What needs to be done>
Retype the data that follows line by line, exactly, and leave its pictures out.
┌────────
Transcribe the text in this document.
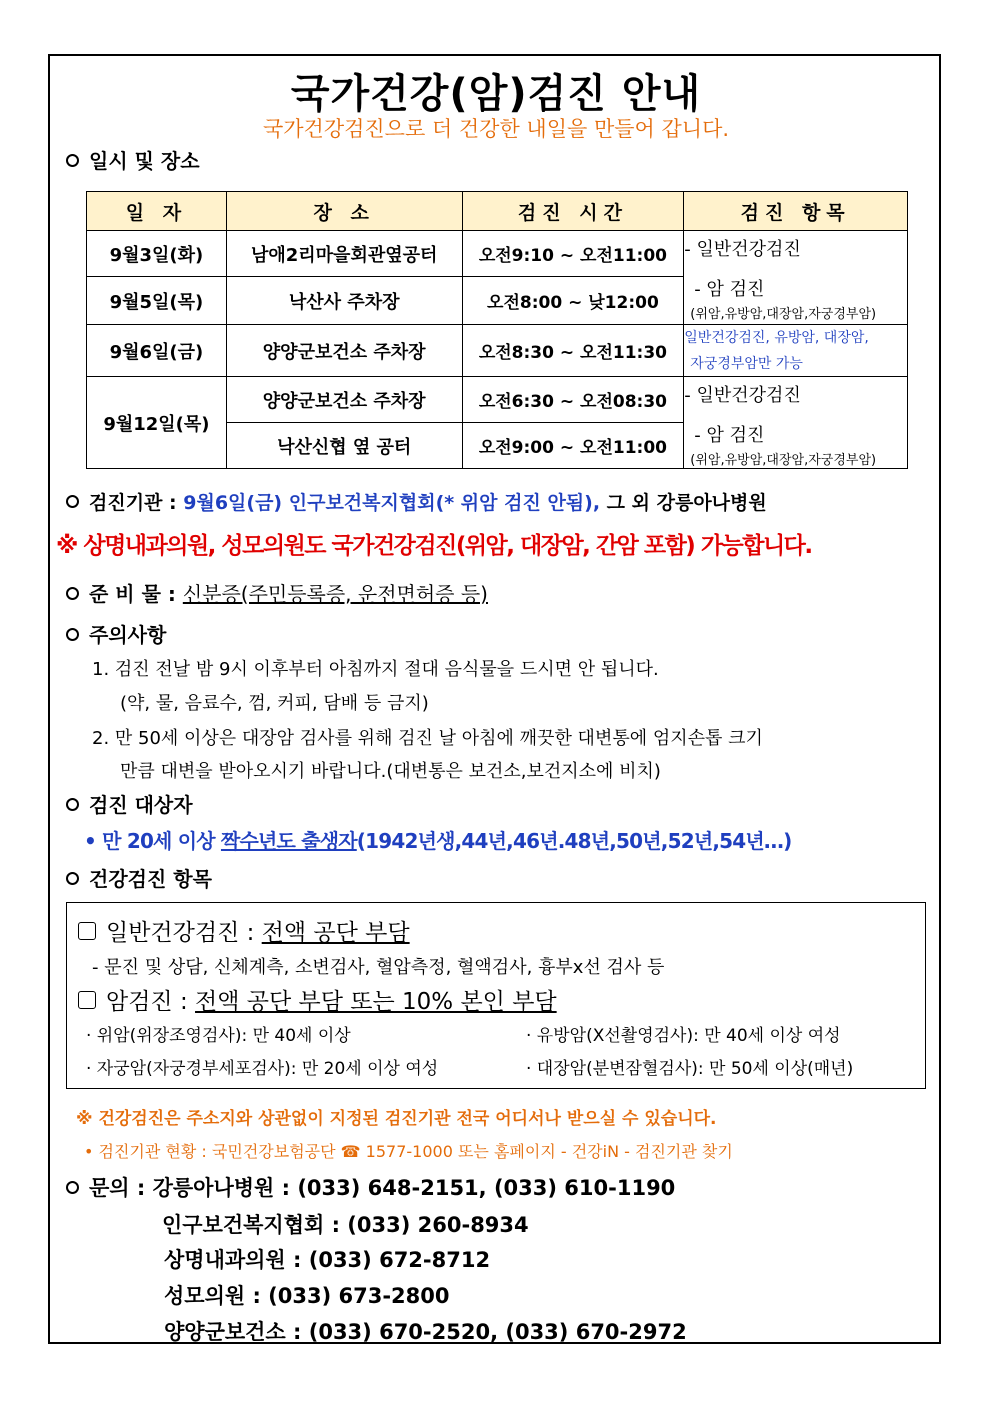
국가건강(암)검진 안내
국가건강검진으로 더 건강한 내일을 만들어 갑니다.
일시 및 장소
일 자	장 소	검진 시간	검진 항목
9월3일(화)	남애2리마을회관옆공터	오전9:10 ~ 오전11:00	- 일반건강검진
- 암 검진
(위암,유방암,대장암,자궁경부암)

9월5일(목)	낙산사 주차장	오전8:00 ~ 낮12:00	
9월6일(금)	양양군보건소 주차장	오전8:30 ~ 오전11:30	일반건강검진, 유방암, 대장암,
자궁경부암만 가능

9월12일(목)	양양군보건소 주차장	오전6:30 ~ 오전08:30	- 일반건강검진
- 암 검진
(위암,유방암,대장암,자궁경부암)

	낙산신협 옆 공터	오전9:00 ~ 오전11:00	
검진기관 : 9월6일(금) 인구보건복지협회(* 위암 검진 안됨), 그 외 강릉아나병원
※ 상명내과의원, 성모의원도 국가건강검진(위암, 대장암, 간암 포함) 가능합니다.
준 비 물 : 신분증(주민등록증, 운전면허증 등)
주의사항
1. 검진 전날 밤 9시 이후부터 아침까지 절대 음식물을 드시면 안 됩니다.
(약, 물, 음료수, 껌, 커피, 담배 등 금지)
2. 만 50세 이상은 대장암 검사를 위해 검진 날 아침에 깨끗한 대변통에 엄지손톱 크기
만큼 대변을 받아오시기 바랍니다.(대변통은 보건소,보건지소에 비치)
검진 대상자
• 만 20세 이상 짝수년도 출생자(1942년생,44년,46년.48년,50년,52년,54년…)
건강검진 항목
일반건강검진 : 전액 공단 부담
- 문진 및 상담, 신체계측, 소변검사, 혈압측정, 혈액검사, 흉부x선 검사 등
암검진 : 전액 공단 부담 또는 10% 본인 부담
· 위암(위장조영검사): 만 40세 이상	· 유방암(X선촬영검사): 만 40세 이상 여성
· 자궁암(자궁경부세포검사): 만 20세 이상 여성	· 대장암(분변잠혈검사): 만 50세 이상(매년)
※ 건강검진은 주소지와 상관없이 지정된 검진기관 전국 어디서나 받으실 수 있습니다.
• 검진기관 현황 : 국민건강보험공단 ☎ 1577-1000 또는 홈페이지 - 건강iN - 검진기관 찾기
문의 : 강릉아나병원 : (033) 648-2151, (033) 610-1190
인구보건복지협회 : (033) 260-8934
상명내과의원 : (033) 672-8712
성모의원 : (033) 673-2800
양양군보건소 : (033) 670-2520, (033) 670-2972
└────────
Output for this exercise>
Transcribe the text in this document.
국가건강(암)검진 안내
국가건강검진으로 더 건강한 내일을 만들어 갑니다.
일시 및 장소
일 자	장 소	검진 시간	검진 항목
9월3일(화)	남애2리마을회관옆공터	오전9:10 ~ 오전11:00	- 일반건강검진
- 암 검진
(위암,유방암,대장암,자궁경부암)

9월5일(목)	낙산사 주차장	오전8:00 ~ 낮12:00	
9월6일(금)	양양군보건소 주차장	오전8:30 ~ 오전11:30	일반건강검진, 유방암, 대장암,
자궁경부암만 가능

9월12일(목)	양양군보건소 주차장	오전6:30 ~ 오전08:30	- 일반건강검진
- 암 검진
(위암,유방암,대장암,자궁경부암)

	낙산신협 옆 공터	오전9:00 ~ 오전11:00	
검진기관 : 9월6일(금) 인구보건복지협회(* 위암 검진 안됨), 그 외 강릉아나병원
※ 상명내과의원, 성모의원도 국가건강검진(위암, 대장암, 간암 포함) 가능합니다.
준 비 물 : 신분증(주민등록증, 운전면허증 등)
주의사항
1. 검진 전날 밤 9시 이후부터 아침까지 절대 음식물을 드시면 안 됩니다.
(약, 물, 음료수, 껌, 커피, 담배 등 금지)
2. 만 50세 이상은 대장암 검사를 위해 검진 날 아침에 깨끗한 대변통에 엄지손톱 크기
만큼 대변을 받아오시기 바랍니다.(대변통은 보건소,보건지소에 비치)
검진 대상자
• 만 20세 이상 짝수년도 출생자(1942년생,44년,46년.48년,50년,52년,54년…)
건강검진 항목
일반건강검진 : 전액 공단 부담
- 문진 및 상담, 신체계측, 소변검사, 혈압측정, 혈액검사, 흉부x선 검사 등
암검진 : 전액 공단 부담 또는 10% 본인 부담
· 위암(위장조영검사): 만 40세 이상	· 유방암(X선촬영검사): 만 40세 이상 여성
· 자궁암(자궁경부세포검사): 만 20세 이상 여성	· 대장암(분변잠혈검사): 만 50세 이상(매년)
※ 건강검진은 주소지와 상관없이 지정된 검진기관 전국 어디서나 받으실 수 있습니다.
• 검진기관 현황 : 국민건강보험공단 ☎ 1577-1000 또는 홈페이지 - 건강iN - 검진기관 찾기
문의 : 강릉아나병원 : (033) 648-2151, (033) 610-1190
인구보건복지협회 : (033) 260-8934
상명내과의원 : (033) 672-8712
성모의원 : (033) 673-2800
양양군보건소 : (033) 670-2520, (033) 670-2972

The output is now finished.